ARTICLE.

The Departmental Council of Hérault (Conseil départemental de l'Hérault, Conselh departamental d'Erau) is the deliberative assembly of the Hérault department in the region of Occitanie. It consists of 50 members (general councilors) from 25 cantons and its headquarters are in Montpellier.

The President of the General Council is Kléber Mesquida.

== Vice-presidents ==
The president of the Departmental Council is assisted by 15 vice-presidents chosen from among the departmental advisers. Each of them has a delegation of authority.

List of vice-presidents of the Hérault Departmental Council (as of 2021)

MATERIAL SUPPLIED.
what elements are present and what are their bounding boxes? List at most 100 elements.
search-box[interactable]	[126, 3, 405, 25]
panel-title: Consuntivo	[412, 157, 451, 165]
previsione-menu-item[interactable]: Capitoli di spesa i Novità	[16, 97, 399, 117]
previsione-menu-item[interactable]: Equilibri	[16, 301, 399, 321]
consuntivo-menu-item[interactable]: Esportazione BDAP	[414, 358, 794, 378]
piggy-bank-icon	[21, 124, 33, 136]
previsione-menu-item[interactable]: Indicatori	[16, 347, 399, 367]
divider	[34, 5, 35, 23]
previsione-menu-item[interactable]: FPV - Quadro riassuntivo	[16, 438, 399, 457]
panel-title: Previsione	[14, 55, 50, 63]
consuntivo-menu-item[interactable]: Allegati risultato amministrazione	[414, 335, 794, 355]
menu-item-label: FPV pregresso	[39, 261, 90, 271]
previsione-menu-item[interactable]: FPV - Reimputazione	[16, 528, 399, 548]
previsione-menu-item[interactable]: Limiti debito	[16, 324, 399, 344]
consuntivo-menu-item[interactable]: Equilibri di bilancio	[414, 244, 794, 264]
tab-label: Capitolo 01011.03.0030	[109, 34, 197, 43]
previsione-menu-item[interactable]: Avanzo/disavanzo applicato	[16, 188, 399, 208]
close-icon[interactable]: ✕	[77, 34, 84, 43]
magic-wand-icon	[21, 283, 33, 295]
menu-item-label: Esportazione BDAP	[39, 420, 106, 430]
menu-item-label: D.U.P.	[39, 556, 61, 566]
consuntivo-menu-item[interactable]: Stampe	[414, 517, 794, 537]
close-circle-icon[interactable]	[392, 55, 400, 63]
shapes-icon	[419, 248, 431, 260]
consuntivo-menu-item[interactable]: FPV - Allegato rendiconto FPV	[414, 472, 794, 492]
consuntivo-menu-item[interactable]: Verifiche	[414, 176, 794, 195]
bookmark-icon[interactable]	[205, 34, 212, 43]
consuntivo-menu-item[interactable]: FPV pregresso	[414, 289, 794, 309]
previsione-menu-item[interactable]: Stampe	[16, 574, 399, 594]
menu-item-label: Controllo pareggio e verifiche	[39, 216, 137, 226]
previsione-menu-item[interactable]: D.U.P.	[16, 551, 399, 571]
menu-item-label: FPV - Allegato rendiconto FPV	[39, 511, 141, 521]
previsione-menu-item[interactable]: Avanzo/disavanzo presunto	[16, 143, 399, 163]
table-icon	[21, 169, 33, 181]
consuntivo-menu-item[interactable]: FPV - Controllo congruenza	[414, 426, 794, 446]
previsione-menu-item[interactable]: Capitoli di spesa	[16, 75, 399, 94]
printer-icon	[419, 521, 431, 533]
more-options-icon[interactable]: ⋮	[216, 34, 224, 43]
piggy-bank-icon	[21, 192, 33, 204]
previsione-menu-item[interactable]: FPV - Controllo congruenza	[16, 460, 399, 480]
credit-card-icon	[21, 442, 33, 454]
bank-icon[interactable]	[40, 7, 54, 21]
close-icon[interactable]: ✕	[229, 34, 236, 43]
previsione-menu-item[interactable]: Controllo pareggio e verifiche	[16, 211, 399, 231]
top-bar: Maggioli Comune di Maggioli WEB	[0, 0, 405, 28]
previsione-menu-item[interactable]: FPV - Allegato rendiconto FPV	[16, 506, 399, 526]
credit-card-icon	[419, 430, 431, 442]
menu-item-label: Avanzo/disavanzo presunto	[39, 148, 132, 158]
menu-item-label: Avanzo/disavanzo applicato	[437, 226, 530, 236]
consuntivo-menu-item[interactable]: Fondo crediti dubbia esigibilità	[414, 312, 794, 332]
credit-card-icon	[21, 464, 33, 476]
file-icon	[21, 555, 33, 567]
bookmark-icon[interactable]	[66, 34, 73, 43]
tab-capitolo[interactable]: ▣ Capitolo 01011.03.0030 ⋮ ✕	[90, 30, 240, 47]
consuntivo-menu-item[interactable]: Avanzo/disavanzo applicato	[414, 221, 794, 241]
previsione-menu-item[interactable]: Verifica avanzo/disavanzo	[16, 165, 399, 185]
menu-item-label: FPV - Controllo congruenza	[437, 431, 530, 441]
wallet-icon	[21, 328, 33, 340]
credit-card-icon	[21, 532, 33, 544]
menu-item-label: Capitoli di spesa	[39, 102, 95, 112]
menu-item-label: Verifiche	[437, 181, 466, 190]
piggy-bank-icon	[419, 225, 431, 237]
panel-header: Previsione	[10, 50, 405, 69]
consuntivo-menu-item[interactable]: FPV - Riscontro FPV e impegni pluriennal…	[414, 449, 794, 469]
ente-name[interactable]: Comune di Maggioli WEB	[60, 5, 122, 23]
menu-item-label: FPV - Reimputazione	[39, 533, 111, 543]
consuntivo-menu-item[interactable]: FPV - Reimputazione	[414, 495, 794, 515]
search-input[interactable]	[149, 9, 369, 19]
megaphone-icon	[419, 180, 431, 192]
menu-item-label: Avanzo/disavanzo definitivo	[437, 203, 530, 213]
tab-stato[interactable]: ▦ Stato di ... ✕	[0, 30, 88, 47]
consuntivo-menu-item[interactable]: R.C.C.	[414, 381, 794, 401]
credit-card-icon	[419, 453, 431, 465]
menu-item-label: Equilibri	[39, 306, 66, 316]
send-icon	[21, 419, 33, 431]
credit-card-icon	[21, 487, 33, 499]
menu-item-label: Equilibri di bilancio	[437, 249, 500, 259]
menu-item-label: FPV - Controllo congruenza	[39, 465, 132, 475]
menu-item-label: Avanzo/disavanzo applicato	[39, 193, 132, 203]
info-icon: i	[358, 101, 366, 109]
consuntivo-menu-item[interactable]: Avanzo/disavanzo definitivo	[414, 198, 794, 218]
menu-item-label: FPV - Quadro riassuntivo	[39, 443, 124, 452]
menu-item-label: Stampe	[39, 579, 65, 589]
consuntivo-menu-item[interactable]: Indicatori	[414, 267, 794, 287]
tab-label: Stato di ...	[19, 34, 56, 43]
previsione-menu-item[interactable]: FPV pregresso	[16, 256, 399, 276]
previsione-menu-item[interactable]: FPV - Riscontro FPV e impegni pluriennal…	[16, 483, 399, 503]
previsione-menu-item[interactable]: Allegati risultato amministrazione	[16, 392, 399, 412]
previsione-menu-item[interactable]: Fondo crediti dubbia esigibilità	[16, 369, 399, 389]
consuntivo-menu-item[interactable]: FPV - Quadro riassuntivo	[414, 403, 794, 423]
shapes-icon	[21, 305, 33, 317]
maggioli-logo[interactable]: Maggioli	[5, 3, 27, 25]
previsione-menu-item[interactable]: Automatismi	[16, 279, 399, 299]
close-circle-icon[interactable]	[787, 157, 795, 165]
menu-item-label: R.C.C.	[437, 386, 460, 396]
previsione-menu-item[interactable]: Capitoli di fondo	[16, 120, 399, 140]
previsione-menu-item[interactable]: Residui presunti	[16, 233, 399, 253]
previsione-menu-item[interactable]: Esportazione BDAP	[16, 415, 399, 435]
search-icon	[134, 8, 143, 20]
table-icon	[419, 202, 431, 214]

THE REQUEST.
Return the passage of the Hérault council article between "The President of the General" and "(as of 2021)", inclusive. The rows were taken from a different source.

EXERCISE ANSWER.
The President of the General Council is Kléber Mesquida.

== Vice-presidents ==
The president of the Departmental Council is assisted by 15 vice-presidents chosen from among the departmental advisers. Each of them has a delegation of authority.

List of vice-presidents of the Hérault Departmental Council (as of 2021)